» **Consignes de travail**:
1) D'après le texte sur le drame de l'Aéropostale, sur quelle ligne Léopold Gourp était-il affecté ?
2) Recopiez le passage du texte sur le drame de l'Aéropostale qui va de « Il y a 90 ans, le » à « écumant la région. », ces deux bouts compris.
3) Poursuivez le texte sur le drame de l'Aéropostale à partir de l'endroit où il s'arrête.
======== Extrait du texte
Il y a 90 ans, le 11 novembre 1926, un drame s’est noué dans le désert mauritanien. Attaqué par des rebelles, des pilotes de l’Aéropostale y ont laissé leur vie, Léopold Gourp, Henri Erable, Lorenzo Pintado…
Les précautions avaient été prises. Les consignes données. Didier Daurat, le chef des opérations, le « patron », avait demandé que les avions passant au dessus du désert mauritanien volent par 2. C’était devenu trop dangereux. Des pilotes contraints de se poser avaient déjà été enlevés, rançonnés, maltraités par les rebelles Maures – opposés à la présence espagnole – écumant la région.
Léopold Gourp est l’un de ces pilotes intrépides de la Compagnie générale d’entreprises aéronautiques (CGEA) – la future « Aéropostale » – fondée en 1921 par Pierre-Georges Latécoère. Embauché depuis deux ans, il est désormais affecté sur la ligne Casablanca-Dakar. A seulement 26 ans, le jeune ingénieur de formation, passionné de mécanique depuis l’enfance, ne manque déjà pas d’expérience.
================
======== Données fournies
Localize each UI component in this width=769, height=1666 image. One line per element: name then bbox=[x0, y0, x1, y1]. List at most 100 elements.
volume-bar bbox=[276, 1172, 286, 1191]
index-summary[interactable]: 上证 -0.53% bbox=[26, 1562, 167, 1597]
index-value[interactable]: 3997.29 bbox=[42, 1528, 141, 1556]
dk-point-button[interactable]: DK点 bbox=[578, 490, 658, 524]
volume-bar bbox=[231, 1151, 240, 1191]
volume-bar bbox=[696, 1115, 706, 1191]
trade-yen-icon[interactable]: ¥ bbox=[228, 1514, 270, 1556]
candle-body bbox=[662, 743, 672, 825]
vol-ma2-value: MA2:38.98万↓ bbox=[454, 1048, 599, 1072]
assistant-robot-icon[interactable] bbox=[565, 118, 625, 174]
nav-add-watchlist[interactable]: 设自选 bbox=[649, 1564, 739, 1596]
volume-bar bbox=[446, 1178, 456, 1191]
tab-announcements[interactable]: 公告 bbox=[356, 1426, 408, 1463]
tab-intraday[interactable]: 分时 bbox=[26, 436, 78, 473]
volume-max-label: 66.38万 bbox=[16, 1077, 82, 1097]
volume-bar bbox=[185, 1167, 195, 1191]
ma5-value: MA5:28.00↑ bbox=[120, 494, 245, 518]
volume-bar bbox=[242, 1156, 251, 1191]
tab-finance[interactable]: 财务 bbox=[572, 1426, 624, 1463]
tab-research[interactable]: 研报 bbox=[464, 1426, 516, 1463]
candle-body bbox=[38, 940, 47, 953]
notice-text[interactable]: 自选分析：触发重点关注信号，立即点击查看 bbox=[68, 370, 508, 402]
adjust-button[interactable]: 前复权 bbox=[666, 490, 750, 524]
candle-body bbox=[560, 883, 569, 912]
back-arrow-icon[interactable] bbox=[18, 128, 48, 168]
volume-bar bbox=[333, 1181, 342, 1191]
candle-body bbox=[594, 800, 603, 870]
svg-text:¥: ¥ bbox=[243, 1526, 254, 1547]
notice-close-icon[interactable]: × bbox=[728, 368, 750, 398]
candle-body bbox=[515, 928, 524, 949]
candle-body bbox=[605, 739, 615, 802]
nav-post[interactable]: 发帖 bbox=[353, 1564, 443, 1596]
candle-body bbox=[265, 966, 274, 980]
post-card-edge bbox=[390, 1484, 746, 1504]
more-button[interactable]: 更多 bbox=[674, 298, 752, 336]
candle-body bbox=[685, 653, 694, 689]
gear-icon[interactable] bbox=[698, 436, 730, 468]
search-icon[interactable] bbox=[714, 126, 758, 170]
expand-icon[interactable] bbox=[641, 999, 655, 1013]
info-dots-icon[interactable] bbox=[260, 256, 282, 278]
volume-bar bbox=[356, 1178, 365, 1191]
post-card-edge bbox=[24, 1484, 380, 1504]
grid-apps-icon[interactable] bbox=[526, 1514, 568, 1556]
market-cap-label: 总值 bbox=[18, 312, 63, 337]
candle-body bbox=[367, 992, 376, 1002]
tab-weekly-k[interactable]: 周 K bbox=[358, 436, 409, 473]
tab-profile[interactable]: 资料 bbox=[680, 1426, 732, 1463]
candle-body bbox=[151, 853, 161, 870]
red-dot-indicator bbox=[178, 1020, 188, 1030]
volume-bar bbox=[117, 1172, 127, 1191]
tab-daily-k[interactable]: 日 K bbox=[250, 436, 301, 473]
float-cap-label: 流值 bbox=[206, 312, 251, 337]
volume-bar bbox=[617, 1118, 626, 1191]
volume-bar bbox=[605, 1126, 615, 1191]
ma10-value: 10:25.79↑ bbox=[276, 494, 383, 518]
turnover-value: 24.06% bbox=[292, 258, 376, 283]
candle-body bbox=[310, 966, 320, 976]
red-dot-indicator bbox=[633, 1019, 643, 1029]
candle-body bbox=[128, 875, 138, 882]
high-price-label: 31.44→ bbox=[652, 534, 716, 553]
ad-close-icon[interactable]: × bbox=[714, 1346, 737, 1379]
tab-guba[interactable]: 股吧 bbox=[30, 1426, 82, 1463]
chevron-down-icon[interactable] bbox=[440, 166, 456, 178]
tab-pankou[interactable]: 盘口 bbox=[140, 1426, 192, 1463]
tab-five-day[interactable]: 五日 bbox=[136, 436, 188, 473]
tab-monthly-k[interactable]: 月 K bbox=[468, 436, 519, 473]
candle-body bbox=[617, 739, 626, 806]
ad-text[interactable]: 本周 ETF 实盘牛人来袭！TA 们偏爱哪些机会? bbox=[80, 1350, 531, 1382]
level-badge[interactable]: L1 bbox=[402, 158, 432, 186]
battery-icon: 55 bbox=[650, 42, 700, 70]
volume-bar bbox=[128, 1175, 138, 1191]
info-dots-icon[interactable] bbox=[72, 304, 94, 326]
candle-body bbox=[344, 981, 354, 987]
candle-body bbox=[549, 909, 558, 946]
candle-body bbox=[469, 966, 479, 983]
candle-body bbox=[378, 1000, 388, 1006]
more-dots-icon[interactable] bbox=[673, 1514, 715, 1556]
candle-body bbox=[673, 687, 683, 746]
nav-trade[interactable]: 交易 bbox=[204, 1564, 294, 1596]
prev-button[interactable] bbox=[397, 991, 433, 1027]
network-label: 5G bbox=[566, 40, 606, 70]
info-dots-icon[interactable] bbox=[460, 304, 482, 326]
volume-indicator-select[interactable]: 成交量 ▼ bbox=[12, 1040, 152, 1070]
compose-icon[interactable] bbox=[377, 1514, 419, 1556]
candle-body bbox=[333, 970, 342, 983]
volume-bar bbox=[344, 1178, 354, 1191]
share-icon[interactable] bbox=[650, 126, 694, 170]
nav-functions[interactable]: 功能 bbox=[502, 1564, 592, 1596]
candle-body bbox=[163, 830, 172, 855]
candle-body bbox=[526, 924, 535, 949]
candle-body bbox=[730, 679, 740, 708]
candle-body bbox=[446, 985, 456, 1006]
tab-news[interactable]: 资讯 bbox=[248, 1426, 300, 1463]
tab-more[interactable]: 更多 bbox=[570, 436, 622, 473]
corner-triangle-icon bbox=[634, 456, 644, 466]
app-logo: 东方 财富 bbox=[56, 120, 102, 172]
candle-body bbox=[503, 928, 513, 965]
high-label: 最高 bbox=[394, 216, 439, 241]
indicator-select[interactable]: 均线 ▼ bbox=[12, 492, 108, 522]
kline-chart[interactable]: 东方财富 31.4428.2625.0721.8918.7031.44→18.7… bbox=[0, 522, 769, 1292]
================
» **Réponses finales**:
1) La ligne Casablanca-Dakar.

2)
Il y a 90 ans, le 11 novembre 1926, un drame s’est noué dans le désert mauritanien. Attaqué par des rebelles, des pilotes de l’Aéropostale y ont laissé leur vie, Léopold Gourp, Henri Erable, Lorenzo Pintado…
Les précautions avaient été prises. Les consignes données. Didier Daurat, le chef des opérations, le « patron », avait demandé que les avions passant au dessus du désert mauritanien volent par 2. C’était devenu trop dangereux. Des pilotes contraints de se poser avaient déjà été enlevés, rançonnés, maltraités par les rebelles Maures – opposés à la présence espagnole – écumant la région.

3)
Dès la fin de la Grande guerre, il a fait l’Ecole de l’Air, obtenu son brevet de pilote et est devenu instructeur (plusieurs actions d’éclat durant le conflit marocain lui ont valu des félicitations et ses premières distinctions).
Et depuis son arrivée chez Latécoère, il n’a cessé de voler. Partageant ainsi avec Mermoz, Saint-Exupéry, Guillaumet et tous les autres la mission et la devise de la poste aérienne : le courrier doit passer.
Ce 11 novembre 1926, aux commandes d’un Bréguet 14, il décolle de Casablanca avec à ses côtés son mécanicien, Lorenzo Pintado.
Dans l’autre avion – également un Bréguet 14 – qui assure avec lui la liaison vers Dakar, le pilote Henri Erable et l’interprète africain Ataf.
Au-dessus du Rio de Oro, en plein désert mauritanien, Gourp décèle un problème de gicleur. Rien d’alarmant, le sable tourbillonnant cause régulièrement ce genre d’incident. Il fait signe à l’autre avion de poursuivre sa route et atterrit pour effectuer la réparation.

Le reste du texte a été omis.